» Exercise prompt
Show each line from the listing that includes the word "this".

» Entries shown

::::

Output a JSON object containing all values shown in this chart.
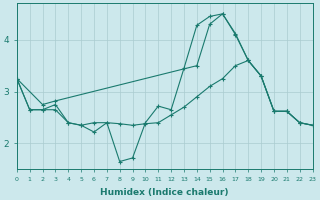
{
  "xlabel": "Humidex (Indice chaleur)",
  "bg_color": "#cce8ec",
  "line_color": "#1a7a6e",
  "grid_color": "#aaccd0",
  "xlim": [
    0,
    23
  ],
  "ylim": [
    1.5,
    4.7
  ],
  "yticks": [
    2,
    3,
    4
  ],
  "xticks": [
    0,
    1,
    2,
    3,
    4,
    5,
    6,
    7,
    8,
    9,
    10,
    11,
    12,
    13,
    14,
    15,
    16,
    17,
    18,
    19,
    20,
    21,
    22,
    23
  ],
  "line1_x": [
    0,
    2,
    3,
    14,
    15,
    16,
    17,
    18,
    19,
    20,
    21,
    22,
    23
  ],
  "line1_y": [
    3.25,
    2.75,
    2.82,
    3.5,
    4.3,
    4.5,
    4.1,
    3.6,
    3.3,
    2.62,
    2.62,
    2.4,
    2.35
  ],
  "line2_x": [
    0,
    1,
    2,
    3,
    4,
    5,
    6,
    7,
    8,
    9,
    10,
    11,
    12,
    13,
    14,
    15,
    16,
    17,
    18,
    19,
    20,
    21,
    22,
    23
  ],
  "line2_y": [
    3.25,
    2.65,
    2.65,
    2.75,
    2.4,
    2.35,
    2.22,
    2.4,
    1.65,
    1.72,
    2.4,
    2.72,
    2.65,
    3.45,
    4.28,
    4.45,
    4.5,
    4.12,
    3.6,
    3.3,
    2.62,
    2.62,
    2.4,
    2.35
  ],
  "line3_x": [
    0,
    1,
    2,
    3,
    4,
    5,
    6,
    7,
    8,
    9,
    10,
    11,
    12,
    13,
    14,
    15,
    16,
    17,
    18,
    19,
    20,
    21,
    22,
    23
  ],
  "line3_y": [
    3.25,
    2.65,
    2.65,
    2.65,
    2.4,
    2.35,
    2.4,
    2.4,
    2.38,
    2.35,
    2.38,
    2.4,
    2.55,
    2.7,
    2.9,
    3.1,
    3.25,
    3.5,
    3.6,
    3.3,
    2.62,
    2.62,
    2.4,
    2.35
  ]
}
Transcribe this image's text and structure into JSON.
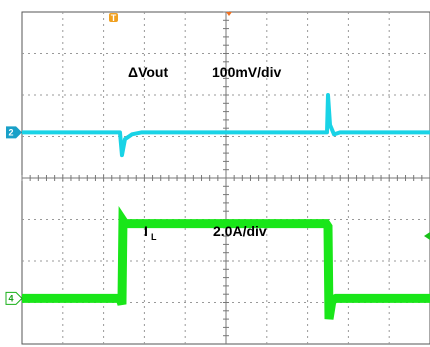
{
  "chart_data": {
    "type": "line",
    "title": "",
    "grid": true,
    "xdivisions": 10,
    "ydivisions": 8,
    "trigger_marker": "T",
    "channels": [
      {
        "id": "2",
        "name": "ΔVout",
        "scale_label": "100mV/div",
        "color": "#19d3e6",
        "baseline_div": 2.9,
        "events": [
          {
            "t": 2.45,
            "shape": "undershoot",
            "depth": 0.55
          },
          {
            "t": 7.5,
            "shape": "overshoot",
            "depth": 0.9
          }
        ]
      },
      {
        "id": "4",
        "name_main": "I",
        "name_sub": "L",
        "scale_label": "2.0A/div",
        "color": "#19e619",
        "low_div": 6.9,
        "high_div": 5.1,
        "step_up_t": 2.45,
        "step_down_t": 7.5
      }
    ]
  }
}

::::

» Final answer
Output a JSON object containing all values shown in this chart.
Transcribe this image's text and structure into JSON.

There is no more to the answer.